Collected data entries
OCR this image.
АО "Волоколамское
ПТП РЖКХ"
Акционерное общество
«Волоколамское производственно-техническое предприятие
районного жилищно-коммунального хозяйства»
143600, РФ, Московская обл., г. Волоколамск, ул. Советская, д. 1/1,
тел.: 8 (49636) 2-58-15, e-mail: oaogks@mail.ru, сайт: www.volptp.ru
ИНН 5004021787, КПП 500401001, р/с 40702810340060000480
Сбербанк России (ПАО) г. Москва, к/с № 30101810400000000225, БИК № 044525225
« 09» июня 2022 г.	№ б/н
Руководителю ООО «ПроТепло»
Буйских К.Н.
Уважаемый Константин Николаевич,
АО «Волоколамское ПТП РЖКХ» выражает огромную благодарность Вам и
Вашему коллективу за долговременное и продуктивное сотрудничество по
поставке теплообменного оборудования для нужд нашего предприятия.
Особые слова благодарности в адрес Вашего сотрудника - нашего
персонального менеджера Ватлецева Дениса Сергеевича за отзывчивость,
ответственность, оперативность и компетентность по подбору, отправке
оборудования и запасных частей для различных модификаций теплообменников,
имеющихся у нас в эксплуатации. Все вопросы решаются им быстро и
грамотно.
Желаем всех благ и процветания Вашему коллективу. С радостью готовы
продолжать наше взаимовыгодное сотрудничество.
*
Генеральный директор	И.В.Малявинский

_Exercise instructions_
Report only the number of lines that hold the string "сотрудничество" in this listing.

_Exercise output_
2